STATED PROBLEM:
Copy out all lines carrying the word "this".

☆ ☆ ☆ ☆ ☆ ☆ ☆

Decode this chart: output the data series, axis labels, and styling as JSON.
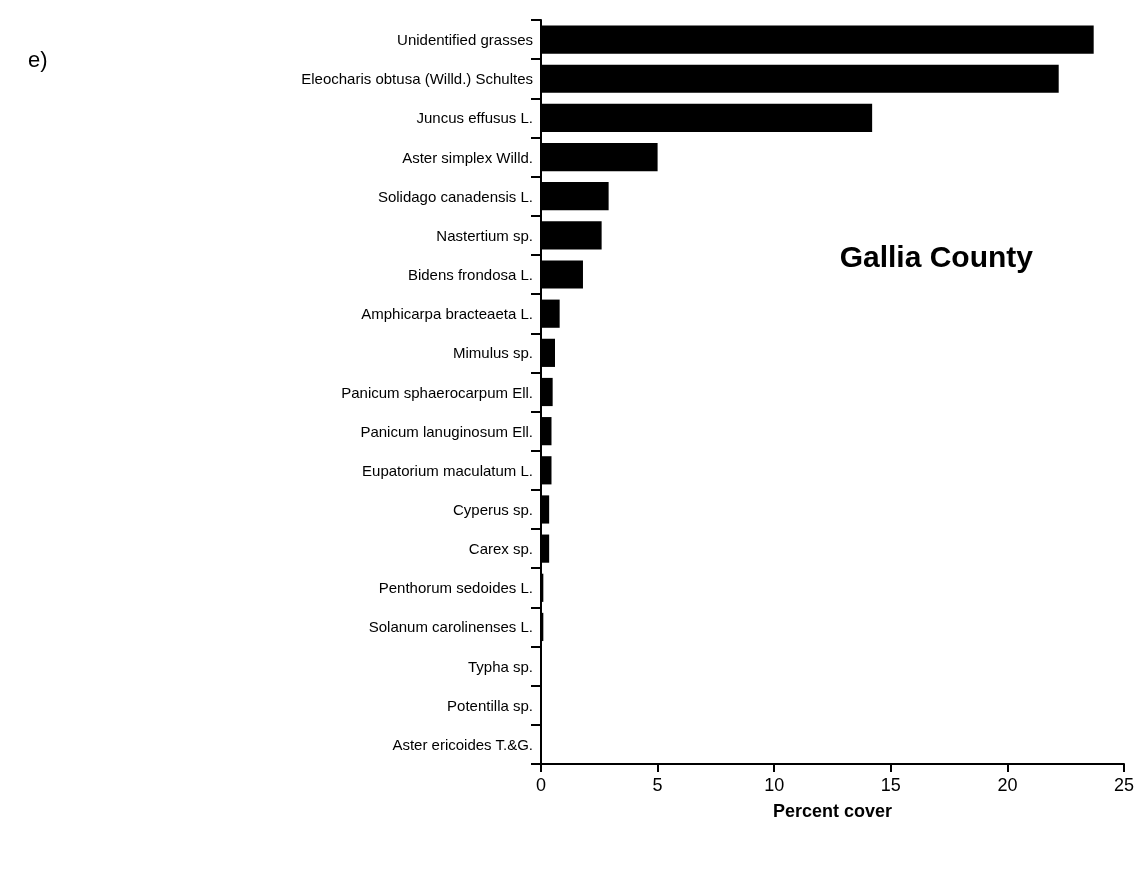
{
  "chart_data": {
    "type": "bar",
    "orientation": "horizontal",
    "title": "Gallia County",
    "xlabel": "Percent cover",
    "annotations": [
      "e)"
    ],
    "categories": [
      "Unidentified grasses",
      "Eleocharis obtusa (Willd.) Schultes",
      "Juncus effusus L.",
      "Aster simplex Willd.",
      "Solidago canadensis L.",
      "Nastertium sp.",
      "Bidens frondosa L.",
      "Amphicarpa bracteaeta L.",
      "Mimulus sp.",
      "Panicum sphaerocarpum Ell.",
      "Panicum lanuginosum Ell.",
      "Eupatorium maculatum L.",
      "Cyperus sp.",
      "Carex sp.",
      "Penthorum sedoides L.",
      "Solanum carolinenses L.",
      "Typha sp.",
      "Potentilla sp.",
      "Aster ericoides T.&G."
    ],
    "values": [
      23.7,
      22.2,
      14.2,
      5.0,
      2.9,
      2.6,
      1.8,
      0.8,
      0.6,
      0.5,
      0.45,
      0.45,
      0.35,
      0.35,
      0.1,
      0.1,
      0,
      0,
      0
    ],
    "color": "#000000",
    "xlim": [
      0,
      25
    ],
    "xticks": [
      0,
      5,
      10,
      15,
      20,
      25
    ],
    "grid": false
  }
}
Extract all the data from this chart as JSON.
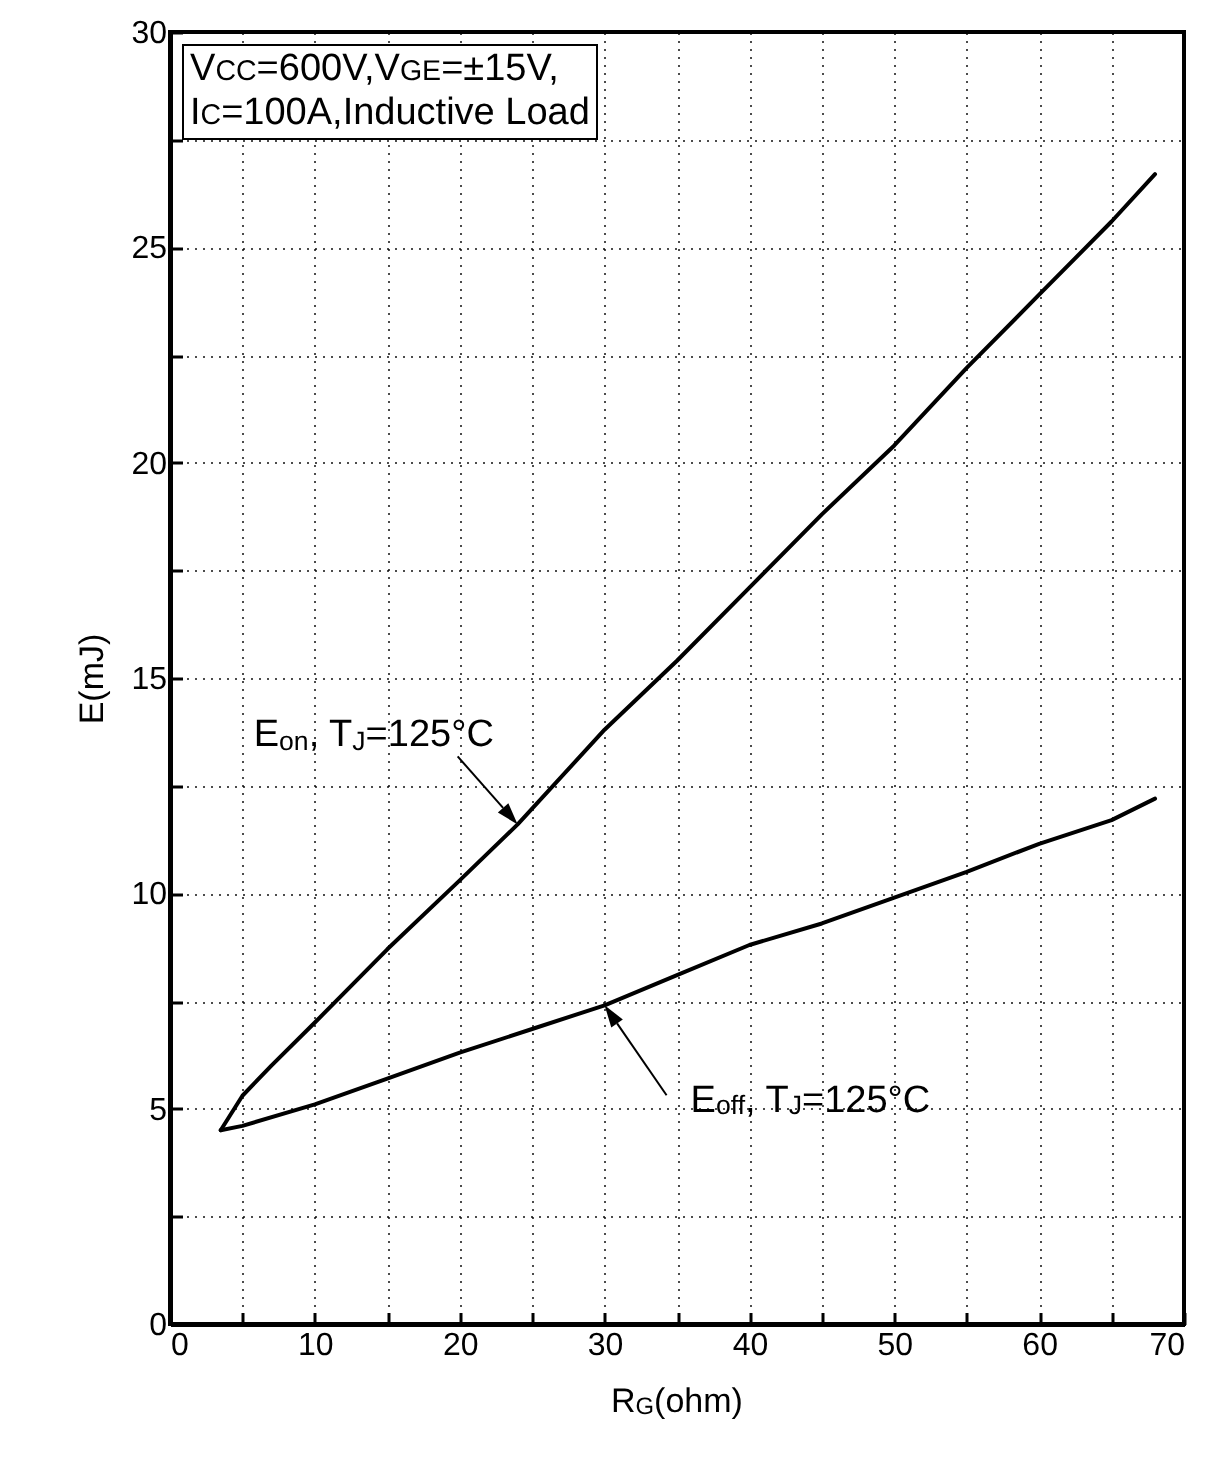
{
  "chart_data": {
    "type": "line",
    "xlabel": "R$_{G}$(ohm)",
    "ylabel": "E(mJ)",
    "xlim": [
      0,
      70
    ],
    "ylim": [
      0,
      30
    ],
    "xticks": [
      0,
      {
        "value": 5,
        "label": null
      },
      10,
      {
        "value": 15,
        "label": null
      },
      20,
      {
        "value": 25,
        "label": null
      },
      30,
      {
        "value": 35,
        "label": null
      },
      40,
      {
        "value": 45,
        "label": null
      },
      50,
      {
        "value": 55,
        "label": null
      },
      60,
      {
        "value": 65,
        "label": null
      },
      70
    ],
    "yticks": [
      0,
      {
        "value": 2.5,
        "label": null
      },
      5,
      {
        "value": 7.5,
        "label": null
      },
      10,
      {
        "value": 12.5,
        "label": null
      },
      15,
      {
        "value": 17.5,
        "label": null
      },
      20,
      {
        "value": 22.5,
        "label": null
      },
      25,
      {
        "value": 27.5,
        "label": null
      },
      30
    ],
    "grid": true,
    "line_style": "solid",
    "marker": "none",
    "series": [
      {
        "color": "#000000",
        "x": [
          3.5,
          5,
          7,
          10,
          15,
          20,
          24,
          30,
          35,
          40,
          45,
          50,
          55,
          60,
          65,
          68
        ],
        "values": [
          4.5,
          5.3,
          6.0,
          7.0,
          8.7,
          10.3,
          11.6,
          13.8,
          15.4,
          17.1,
          18.8,
          20.4,
          22.2,
          23.9,
          25.6,
          26.7
        ]
      },
      {
        "color": "#000000",
        "x": [
          3.5,
          5,
          10,
          15,
          20,
          25,
          30,
          35,
          40,
          45,
          50,
          55,
          60,
          65,
          68
        ],
        "values": [
          4.5,
          4.6,
          5.1,
          5.7,
          6.3,
          6.85,
          7.4,
          8.1,
          8.8,
          9.3,
          9.9,
          10.5,
          11.15,
          11.7,
          12.2
        ]
      }
    ],
    "annotations": [
      "V$_{CC}$=600V,V$_{GE}$=±15V,",
      "I$_{C}$=100A,Inductive Load",
      {
        "text": "E$_{on}$, T$_{J}$=125°C",
        "x": 24,
        "y": 11.6
      },
      {
        "text": "E$_{off}$, T$_{J}$=125°C",
        "x": 30,
        "y": 7.4
      }
    ]
  }
}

☆ ☆ ☆ ☆ ☆ ☆ ☆

EXPECTED ANSWER:
Decode this chart: output the data series, axis labels, and styling as JSON.
Extract all the data from this chart as JSON.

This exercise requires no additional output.